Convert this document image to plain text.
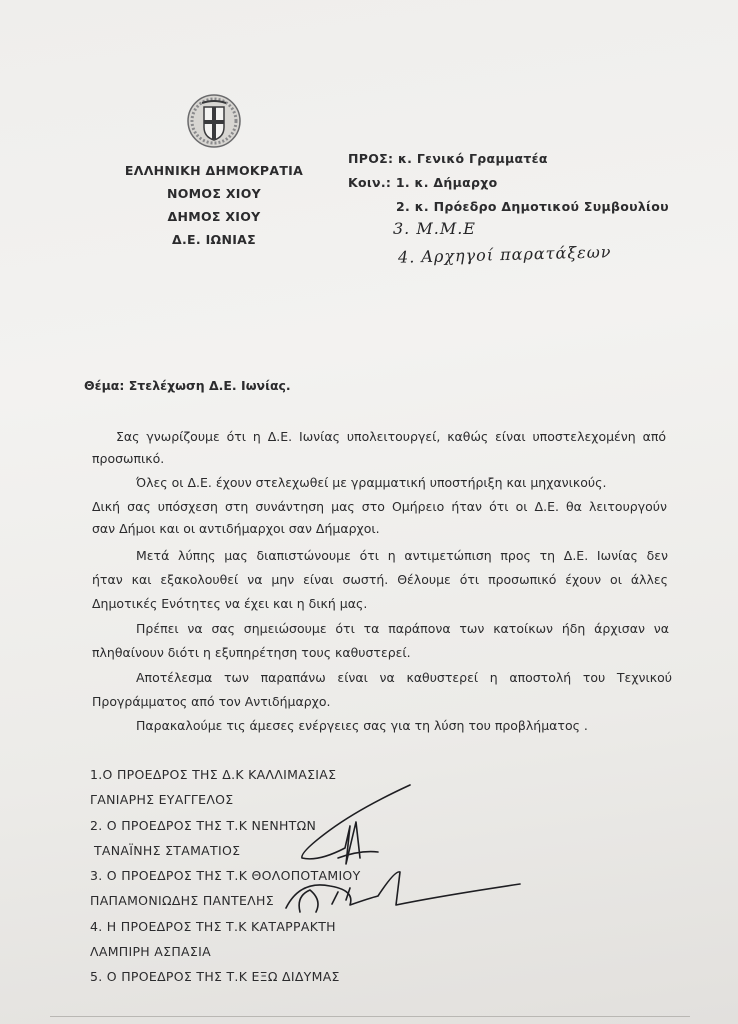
ΕΛΛΗΝΙΚΗ ΔΗΜΟΚΡΑΤΙΑ
ΝΟΜΟΣ ΧΙΟΥ
ΔΗΜΟΣ ΧΙΟΥ
Δ.Ε. ΙΩΝΙΑΣ
ΠΡΟΣ: κ. Γενικό Γραμματέα
Κοιν.: 1. κ. Δήμαρχο
2. κ. Πρόεδρο Δημοτικού Συμβουλίου
3. Μ.Μ.Ε
4. Αρχηγοί παρατάξεων
Θέμα: Στελέχωση Δ.Ε. Ιωνίας.
Σας γνωρίζουμε ότι η Δ.Ε. Ιωνίας υπολειτουργεί, καθώς είναι υποστελεχομένη από
προσωπικό.
Όλες οι Δ.Ε. έχουν στελεχωθεί με γραμματική υποστήριξη και μηχανικούς.
Δική σας υπόσχεση στη συνάντηση μας στο Ομήρειο ήταν ότι οι Δ.Ε. θα λειτουργούν
σαν Δήμοι και οι αντιδήμαρχοι σαν Δήμαρχοι.
Μετά λύπης μας διαπιστώνουμε ότι η αντιμετώπιση προς τη Δ.Ε. Ιωνίας δεν
ήταν και εξακολουθεί να μην είναι σωστή. Θέλουμε ότι προσωπικό έχουν οι άλλες
Δημοτικές Ενότητες να έχει και η δική μας.
Πρέπει να σας σημειώσουμε ότι τα παράπονα των κατοίκων ήδη άρχισαν να
πληθαίνουν διότι η εξυπηρέτηση τους καθυστερεί.
Αποτέλεσμα των παραπάνω είναι να καθυστερεί η αποστολή του Τεχνικού
Προγράμματος από τον Αντιδήμαρχο.
Παρακαλούμε τις άμεσες ενέργειες σας για τη λύση του προβλήματος .
1.Ο ΠΡΟΕΔΡΟΣ ΤΗΣ Δ.Κ ΚΑΛΛΙΜΑΣΙΑΣ
ΓΑΝΙΑΡΗΣ ΕΥΑΓΓΕΛΟΣ
2. Ο ΠΡΟΕΔΡΟΣ ΤΗΣ Τ.Κ ΝΕΝΗΤΩΝ
ΤΑΝΑΪΝΗΣ ΣΤΑΜΑΤΙΟΣ
3. Ο ΠΡΟΕΔΡΟΣ ΤΗΣ Τ.Κ ΘΟΛΟΠΟΤΑΜΙΟΥ
ΠΑΠΑΜΟΝΙΩΔΗΣ ΠΑΝΤΕΛΗΣ
4. Η ΠΡΟΕΔΡΟΣ ΤΗΣ Τ.Κ ΚΑΤΑΡΡΑΚΤΗ
ΛΑΜΠΙΡΗ ΑΣΠΑΣΙΑ
5. Ο ΠΡΟΕΔΡΟΣ ΤΗΣ Τ.Κ ΕΞΩ ΔΙΔΥΜΑΣ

· · · · · · ·

- [AIM OF THE TASK]: State the number of lines above that hold the string "έχουν", with nothing added.

- [CORRECT RESPONSE]: 2